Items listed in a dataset

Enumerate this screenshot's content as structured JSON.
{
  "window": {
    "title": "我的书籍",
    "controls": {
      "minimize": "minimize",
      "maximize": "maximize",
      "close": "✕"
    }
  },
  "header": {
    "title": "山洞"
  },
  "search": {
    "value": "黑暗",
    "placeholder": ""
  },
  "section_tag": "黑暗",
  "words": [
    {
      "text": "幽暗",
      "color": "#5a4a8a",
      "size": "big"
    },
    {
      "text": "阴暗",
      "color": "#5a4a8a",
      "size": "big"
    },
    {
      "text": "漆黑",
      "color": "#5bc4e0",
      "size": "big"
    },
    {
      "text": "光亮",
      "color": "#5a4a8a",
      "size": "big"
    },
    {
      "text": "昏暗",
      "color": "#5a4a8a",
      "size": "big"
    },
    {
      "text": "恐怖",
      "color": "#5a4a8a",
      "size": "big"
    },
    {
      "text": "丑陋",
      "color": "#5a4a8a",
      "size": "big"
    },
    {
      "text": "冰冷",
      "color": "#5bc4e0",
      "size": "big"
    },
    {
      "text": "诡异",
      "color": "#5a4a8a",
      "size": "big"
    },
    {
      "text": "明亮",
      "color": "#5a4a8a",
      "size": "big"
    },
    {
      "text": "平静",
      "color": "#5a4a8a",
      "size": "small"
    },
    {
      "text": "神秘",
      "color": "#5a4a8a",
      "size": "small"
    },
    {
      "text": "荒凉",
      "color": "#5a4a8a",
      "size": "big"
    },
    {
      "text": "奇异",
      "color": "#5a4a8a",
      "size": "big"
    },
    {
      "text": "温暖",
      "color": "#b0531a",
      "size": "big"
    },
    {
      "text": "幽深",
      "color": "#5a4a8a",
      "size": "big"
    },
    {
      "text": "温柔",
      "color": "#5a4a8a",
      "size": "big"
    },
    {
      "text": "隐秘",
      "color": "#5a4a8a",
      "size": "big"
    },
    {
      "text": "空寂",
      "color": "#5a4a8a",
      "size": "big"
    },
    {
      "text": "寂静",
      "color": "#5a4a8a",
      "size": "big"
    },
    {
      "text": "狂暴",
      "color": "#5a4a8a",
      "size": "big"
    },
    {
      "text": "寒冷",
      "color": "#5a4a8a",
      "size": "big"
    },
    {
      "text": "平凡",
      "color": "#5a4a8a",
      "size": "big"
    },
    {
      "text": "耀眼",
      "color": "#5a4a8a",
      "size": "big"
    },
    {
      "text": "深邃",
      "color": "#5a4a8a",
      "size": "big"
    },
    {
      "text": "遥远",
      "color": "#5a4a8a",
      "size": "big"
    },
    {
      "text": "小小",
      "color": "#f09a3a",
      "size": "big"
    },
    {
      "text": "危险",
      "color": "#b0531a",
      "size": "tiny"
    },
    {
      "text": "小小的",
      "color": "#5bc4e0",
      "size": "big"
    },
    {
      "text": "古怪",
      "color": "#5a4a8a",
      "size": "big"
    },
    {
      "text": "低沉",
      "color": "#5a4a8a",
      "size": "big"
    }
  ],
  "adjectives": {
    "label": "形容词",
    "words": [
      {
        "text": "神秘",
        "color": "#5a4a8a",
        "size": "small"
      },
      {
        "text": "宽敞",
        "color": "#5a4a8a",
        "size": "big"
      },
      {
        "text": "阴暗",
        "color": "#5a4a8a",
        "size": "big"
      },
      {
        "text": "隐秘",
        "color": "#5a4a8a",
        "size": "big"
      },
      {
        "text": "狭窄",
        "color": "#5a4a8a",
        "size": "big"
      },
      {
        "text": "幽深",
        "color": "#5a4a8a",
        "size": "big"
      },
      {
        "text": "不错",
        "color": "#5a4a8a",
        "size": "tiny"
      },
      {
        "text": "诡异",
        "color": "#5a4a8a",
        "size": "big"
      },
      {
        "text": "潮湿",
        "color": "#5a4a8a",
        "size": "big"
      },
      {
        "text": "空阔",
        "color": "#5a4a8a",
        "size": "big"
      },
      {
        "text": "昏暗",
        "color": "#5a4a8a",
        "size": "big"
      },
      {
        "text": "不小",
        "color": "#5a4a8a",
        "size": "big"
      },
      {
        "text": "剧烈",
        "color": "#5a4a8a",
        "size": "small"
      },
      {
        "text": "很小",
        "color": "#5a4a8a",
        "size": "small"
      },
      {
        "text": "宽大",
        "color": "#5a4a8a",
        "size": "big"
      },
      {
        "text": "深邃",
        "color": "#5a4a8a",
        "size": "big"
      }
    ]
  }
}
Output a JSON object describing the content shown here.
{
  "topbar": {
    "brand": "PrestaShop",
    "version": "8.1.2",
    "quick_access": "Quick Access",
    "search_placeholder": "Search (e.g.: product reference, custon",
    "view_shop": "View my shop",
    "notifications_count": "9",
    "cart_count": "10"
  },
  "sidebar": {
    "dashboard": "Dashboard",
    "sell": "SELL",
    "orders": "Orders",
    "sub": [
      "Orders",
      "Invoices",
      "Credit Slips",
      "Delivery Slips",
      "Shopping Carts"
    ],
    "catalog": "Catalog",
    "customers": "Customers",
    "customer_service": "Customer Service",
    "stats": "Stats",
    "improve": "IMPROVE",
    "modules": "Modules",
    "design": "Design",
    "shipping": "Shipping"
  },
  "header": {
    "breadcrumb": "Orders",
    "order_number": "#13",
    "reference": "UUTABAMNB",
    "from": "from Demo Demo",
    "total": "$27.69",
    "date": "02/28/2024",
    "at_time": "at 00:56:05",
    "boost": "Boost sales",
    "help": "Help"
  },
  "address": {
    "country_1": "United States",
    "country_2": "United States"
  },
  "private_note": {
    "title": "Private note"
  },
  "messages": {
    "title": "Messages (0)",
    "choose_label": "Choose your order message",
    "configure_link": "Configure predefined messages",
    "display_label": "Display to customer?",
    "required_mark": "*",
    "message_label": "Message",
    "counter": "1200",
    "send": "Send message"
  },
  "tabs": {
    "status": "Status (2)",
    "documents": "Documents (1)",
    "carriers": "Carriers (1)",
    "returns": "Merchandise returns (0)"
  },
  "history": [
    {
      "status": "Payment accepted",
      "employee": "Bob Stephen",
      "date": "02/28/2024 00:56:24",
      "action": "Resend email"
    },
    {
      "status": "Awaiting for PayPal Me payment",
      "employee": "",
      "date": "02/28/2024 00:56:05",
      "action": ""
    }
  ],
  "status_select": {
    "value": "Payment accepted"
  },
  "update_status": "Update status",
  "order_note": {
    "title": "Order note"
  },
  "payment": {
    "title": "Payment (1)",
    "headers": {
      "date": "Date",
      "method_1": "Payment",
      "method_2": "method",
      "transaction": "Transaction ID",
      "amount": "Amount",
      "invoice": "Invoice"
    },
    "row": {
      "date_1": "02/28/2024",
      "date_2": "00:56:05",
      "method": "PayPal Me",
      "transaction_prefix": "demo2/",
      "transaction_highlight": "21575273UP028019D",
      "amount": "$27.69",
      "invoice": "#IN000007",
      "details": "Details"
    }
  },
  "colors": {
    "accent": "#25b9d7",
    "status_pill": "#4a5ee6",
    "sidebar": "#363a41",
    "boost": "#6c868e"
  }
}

--- EXERCISE REQUIREMENTS ---
Output the listing above without altering a single character.

--- FINAL ANSWER ---
Enumerate this screenshot's content as structured JSON.
{
  "window": {
    "title": "我的书籍",
    "controls": {
      "minimize": "minimize",
      "maximize": "maximize",
      "close": "✕"
    }
  },
  "header": {
    "title": "山洞"
  },
  "search": {
    "value": "黑暗",
    "placeholder": ""
  },
  "section_tag": "黑暗",
  "words": [
    {
      "text": "幽暗",
      "color": "#5a4a8a",
      "size": "big"
    },
    {
      "text": "阴暗",
      "color": "#5a4a8a",
      "size": "big"
    },
    {
      "text": "漆黑",
      "color": "#5bc4e0",
      "size": "big"
    },
    {
      "text": "光亮",
      "color": "#5a4a8a",
      "size": "big"
    },
    {
      "text": "昏暗",
      "color": "#5a4a8a",
      "size": "big"
    },
    {
      "text": "恐怖",
      "color": "#5a4a8a",
      "size": "big"
    },
    {
      "text": "丑陋",
      "color": "#5a4a8a",
      "size": "big"
    },
    {
      "text": "冰冷",
      "color": "#5bc4e0",
      "size": "big"
    },
    {
      "text": "诡异",
      "color": "#5a4a8a",
      "size": "big"
    },
    {
      "text": "明亮",
      "color": "#5a4a8a",
      "size": "big"
    },
    {
      "text": "平静",
      "color": "#5a4a8a",
      "size": "small"
    },
    {
      "text": "神秘",
      "color": "#5a4a8a",
      "size": "small"
    },
    {
      "text": "荒凉",
      "color": "#5a4a8a",
      "size": "big"
    },
    {
      "text": "奇异",
      "color": "#5a4a8a",
      "size": "big"
    },
    {
      "text": "温暖",
      "color": "#b0531a",
      "size": "big"
    },
    {
      "text": "幽深",
      "color": "#5a4a8a",
      "size": "big"
    },
    {
      "text": "温柔",
      "color": "#5a4a8a",
      "size": "big"
    },
    {
      "text": "隐秘",
      "color": "#5a4a8a",
      "size": "big"
    },
    {
      "text": "空寂",
      "color": "#5a4a8a",
      "size": "big"
    },
    {
      "text": "寂静",
      "color": "#5a4a8a",
      "size": "big"
    },
    {
      "text": "狂暴",
      "color": "#5a4a8a",
      "size": "big"
    },
    {
      "text": "寒冷",
      "color": "#5a4a8a",
      "size": "big"
    },
    {
      "text": "平凡",
      "color": "#5a4a8a",
      "size": "big"
    },
    {
      "text": "耀眼",
      "color": "#5a4a8a",
      "size": "big"
    },
    {
      "text": "深邃",
      "color": "#5a4a8a",
      "size": "big"
    },
    {
      "text": "遥远",
      "color": "#5a4a8a",
      "size": "big"
    },
    {
      "text": "小小",
      "color": "#f09a3a",
      "size": "big"
    },
    {
      "text": "危险",
      "color": "#b0531a",
      "size": "tiny"
    },
    {
      "text": "小小的",
      "color": "#5bc4e0",
      "size": "big"
    },
    {
      "text": "古怪",
      "color": "#5a4a8a",
      "size": "big"
    },
    {
      "text": "低沉",
      "color": "#5a4a8a",
      "size": "big"
    }
  ],
  "adjectives": {
    "label": "形容词",
    "words": [
      {
        "text": "神秘",
        "color": "#5a4a8a",
        "size": "small"
      },
      {
        "text": "宽敞",
        "color": "#5a4a8a",
        "size": "big"
      },
      {
        "text": "阴暗",
        "color": "#5a4a8a",
        "size": "big"
      },
      {
        "text": "隐秘",
        "color": "#5a4a8a",
        "size": "big"
      },
      {
        "text": "狭窄",
        "color": "#5a4a8a",
        "size": "big"
      },
      {
        "text": "幽深",
        "color": "#5a4a8a",
        "size": "big"
      },
      {
        "text": "不错",
        "color": "#5a4a8a",
        "size": "tiny"
      },
      {
        "text": "诡异",
        "color": "#5a4a8a",
        "size": "big"
      },
      {
        "text": "潮湿",
        "color": "#5a4a8a",
        "size": "big"
      },
      {
        "text": "空阔",
        "color": "#5a4a8a",
        "size": "big"
      },
      {
        "text": "昏暗",
        "color": "#5a4a8a",
        "size": "big"
      },
      {
        "text": "不小",
        "color": "#5a4a8a",
        "size": "big"
      },
      {
        "text": "剧烈",
        "color": "#5a4a8a",
        "size": "small"
      },
      {
        "text": "很小",
        "color": "#5a4a8a",
        "size": "small"
      },
      {
        "text": "宽大",
        "color": "#5a4a8a",
        "size": "big"
      },
      {
        "text": "深邃",
        "color": "#5a4a8a",
        "size": "big"
      }
    ]
  }
}
Output a JSON object describing the content shown here.
{
  "topbar": {
    "brand": "PrestaShop",
    "version": "8.1.2",
    "quick_access": "Quick Access",
    "search_placeholder": "Search (e.g.: product reference, custon",
    "view_shop": "View my shop",
    "notifications_count": "9",
    "cart_count": "10"
  },
  "sidebar": {
    "dashboard": "Dashboard",
    "sell": "SELL",
    "orders": "Orders",
    "sub": [
      "Orders",
      "Invoices",
      "Credit Slips",
      "Delivery Slips",
      "Shopping Carts"
    ],
    "catalog": "Catalog",
    "customers": "Customers",
    "customer_service": "Customer Service",
    "stats": "Stats",
    "improve": "IMPROVE",
    "modules": "Modules",
    "design": "Design",
    "shipping": "Shipping"
  },
  "header": {
    "breadcrumb": "Orders",
    "order_number": "#13",
    "reference": "UUTABAMNB",
    "from": "from Demo Demo",
    "total": "$27.69",
    "date": "02/28/2024",
    "at_time": "at 00:56:05",
    "boost": "Boost sales",
    "help": "Help"
  },
  "address": {
    "country_1": "United States",
    "country_2": "United States"
  },
  "private_note": {
    "title": "Private note"
  },
  "messages": {
    "title": "Messages (0)",
    "choose_label": "Choose your order message",
    "configure_link": "Configure predefined messages",
    "display_label": "Display to customer?",
    "required_mark": "*",
    "message_label": "Message",
    "counter": "1200",
    "send": "Send message"
  },
  "tabs": {
    "status": "Status (2)",
    "documents": "Documents (1)",
    "carriers": "Carriers (1)",
    "returns": "Merchandise returns (0)"
  },
  "history": [
    {
      "status": "Payment accepted",
      "employee": "Bob Stephen",
      "date": "02/28/2024 00:56:24",
      "action": "Resend email"
    },
    {
      "status": "Awaiting for PayPal Me payment",
      "employee": "",
      "date": "02/28/2024 00:56:05",
      "action": ""
    }
  ],
  "status_select": {
    "value": "Payment accepted"
  },
  "update_status": "Update status",
  "order_note": {
    "title": "Order note"
  },
  "payment": {
    "title": "Payment (1)",
    "headers": {
      "date": "Date",
      "method_1": "Payment",
      "method_2": "method",
      "transaction": "Transaction ID",
      "amount": "Amount",
      "invoice": "Invoice"
    },
    "row": {
      "date_1": "02/28/2024",
      "date_2": "00:56:05",
      "method": "PayPal Me",
      "transaction_prefix": "demo2/",
      "transaction_highlight": "21575273UP028019D",
      "amount": "$27.69",
      "invoice": "#IN000007",
      "details": "Details"
    }
  },
  "colors": {
    "accent": "#25b9d7",
    "status_pill": "#4a5ee6",
    "sidebar": "#363a41",
    "boost": "#6c868e"
  }
}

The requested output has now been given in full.